**TEXT UNDER STUDY**
-- Opening Marker --

Wednesday, September 18, 2019

An Open Letter: Where is the Evidence of God?

Hi!

We haven't met yet, and may never, but a very interesting question seems to have brought us together for this brief time. As a Christian, I ask myself that quite a lot. I don't really bother with asking other Christians, because the answer always circles back to things like the Bible, the eyes of a baby (probably the least compelling argument), or the ever popular "There is no evidence, that's why it's faith".

That last one is true, but it's not why I'm here, and I think it's probably not why you're here either. Maybe there's something we can uncover if we temporarily withhold that conclusion.

How about this for an answer? Evidence of God is everywhere................maybe.

Yeah, I wasn't all that convinced either. Why don't we try it from a different angle? Evidence is more the language of the scientific method, so let's do some observation.

What do we know beyond any reasonable doubt? We exist. The existentialists may want to debate that one but we have to draw the line somewhere, so let's take our own experiences at face value. We exist. The world exists. And our understanding of the way the world is now fits nicely in the theory of evolution.

Cool. Is God anywhere in that? Well, right out of the gate we're open to interpretation. Assuming God exists, then the fact that the world exists would then be evidence of God's existence. But then again, God is a pretty massive concept which makes that a pretty massive assumption. And therein lies the problem. Viewing God through scientific eyes is impossible because our existence is essentially God's petri dish; the bacteria cannot observe the technician at the microscope.

I guess you could say God is a hypothesis that unfortunately can't be tested. But maybe at this point, the best question to ask is, why did this hypothesis come into being at all? If you already believe the Bible, then your answer is there, but for the sake of discussion let's remove that variable and see what's left.

-- Closing Marker --

**DATA EXTRACTS**
-- Opening Marker --

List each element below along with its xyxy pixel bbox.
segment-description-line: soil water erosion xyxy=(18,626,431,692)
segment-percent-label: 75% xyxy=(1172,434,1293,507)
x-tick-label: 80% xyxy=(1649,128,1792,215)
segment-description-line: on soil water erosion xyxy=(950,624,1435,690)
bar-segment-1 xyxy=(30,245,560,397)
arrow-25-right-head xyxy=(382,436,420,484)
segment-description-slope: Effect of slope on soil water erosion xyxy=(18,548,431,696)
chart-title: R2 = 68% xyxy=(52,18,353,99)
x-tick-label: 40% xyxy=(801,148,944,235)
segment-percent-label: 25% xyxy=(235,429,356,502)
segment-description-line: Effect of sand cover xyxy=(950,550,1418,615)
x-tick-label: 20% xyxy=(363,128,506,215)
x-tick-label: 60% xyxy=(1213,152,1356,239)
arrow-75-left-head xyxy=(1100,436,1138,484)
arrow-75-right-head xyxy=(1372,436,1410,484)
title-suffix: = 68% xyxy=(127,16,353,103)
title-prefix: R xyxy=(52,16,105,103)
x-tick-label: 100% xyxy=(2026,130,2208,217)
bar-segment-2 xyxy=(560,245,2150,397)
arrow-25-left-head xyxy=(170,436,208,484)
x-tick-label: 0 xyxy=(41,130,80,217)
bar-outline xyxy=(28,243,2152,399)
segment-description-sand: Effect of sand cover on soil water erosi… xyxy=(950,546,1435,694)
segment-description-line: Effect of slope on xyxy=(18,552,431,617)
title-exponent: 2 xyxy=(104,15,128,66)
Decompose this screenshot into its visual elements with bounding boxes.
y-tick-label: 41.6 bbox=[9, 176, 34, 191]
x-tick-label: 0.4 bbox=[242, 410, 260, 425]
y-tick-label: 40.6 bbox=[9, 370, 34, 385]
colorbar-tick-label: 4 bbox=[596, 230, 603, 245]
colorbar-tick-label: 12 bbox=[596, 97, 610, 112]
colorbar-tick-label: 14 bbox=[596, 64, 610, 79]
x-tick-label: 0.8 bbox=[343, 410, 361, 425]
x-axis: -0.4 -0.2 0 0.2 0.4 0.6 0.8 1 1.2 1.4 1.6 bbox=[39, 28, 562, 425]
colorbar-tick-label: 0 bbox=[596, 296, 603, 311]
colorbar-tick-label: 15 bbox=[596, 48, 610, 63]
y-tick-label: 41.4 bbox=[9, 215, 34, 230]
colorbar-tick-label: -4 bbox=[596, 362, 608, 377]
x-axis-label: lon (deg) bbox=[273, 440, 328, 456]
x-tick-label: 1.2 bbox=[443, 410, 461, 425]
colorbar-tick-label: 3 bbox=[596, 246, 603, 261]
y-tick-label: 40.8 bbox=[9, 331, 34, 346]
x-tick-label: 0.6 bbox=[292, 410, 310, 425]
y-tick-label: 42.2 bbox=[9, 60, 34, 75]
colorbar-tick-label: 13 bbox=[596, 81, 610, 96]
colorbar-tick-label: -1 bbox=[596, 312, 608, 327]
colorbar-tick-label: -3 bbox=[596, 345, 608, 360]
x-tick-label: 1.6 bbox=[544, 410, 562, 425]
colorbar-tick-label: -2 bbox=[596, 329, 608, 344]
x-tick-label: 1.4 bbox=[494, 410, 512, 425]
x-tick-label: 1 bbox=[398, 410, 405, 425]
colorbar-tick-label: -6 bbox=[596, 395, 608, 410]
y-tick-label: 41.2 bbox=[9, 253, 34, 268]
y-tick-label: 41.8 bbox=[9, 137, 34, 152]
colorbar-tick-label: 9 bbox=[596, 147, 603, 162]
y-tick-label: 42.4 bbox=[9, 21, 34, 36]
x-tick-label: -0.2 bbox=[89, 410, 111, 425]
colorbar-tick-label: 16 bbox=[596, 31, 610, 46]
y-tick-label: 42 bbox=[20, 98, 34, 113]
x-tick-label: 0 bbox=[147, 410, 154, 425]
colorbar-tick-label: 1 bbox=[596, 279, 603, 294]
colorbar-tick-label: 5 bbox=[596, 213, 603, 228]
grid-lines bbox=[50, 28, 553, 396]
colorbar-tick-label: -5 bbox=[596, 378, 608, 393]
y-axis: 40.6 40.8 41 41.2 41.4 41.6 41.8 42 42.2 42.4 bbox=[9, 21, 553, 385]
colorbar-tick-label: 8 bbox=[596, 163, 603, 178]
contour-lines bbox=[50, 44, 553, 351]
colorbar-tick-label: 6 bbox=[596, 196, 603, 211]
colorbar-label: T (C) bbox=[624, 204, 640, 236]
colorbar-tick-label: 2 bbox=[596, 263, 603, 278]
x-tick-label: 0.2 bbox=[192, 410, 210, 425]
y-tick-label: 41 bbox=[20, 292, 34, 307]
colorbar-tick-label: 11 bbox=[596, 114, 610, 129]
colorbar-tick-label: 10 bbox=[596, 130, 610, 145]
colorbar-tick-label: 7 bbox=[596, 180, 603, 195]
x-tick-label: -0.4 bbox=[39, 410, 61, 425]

-- Closing Marker --

**REQUIRED ACTION 1**
Answer these questions about the open letter on evidence of God:
(a) Which argument does the writer call probably the least compelling?
(b) What two things does the writer say we know beyond any reasonable doubt?
(c) In the writer's comparison, what cannot observe the technician at the microscope?
**REQUIRED ACTION 2**
Write what comes next in the open letter on evidence of God, starting after its final sentence.

**ANSWER AREA 1**
(a) The eyes of a baby.
(b) That we exist and that the world exists.
(c) The bacteria.

**ANSWER AREA 2**
Let's say you and I and some other people are sitting around a campfire in our tribal garb, and the conversation turns to the topic of death. Things die. We've seen it. It's a foregone conclusion that some day each one of us will die as well. Bummer huh? Kind of ruins the evening. A few of the younglings cry a bit. But then our tribemate Crazy Og pantomimes out "What if some part of us continues to exist in a different form after our bodies cease to be?"

Well that's a ridiculous and oddly profound question from Og, isn't it? Where would an idea like that even come from? And that, frankly, is a bizarre quirk of our existence as humans that has always baffled me. If no part of us continued to exist beyond death, why would any subspecies of ape ever have gotten it into their heads to even ask question like this? From an evolutionary standpoint, it seems to serve no real purpose.

Who knows? It's possible that all of our intellect and abstract thought is the product of a random aberration that simply is. That's a hypothesis. An alternate hypothesis is that there's something beyond our perception that we might have gotten one very brief glimpse into and it changed the course of our evolution.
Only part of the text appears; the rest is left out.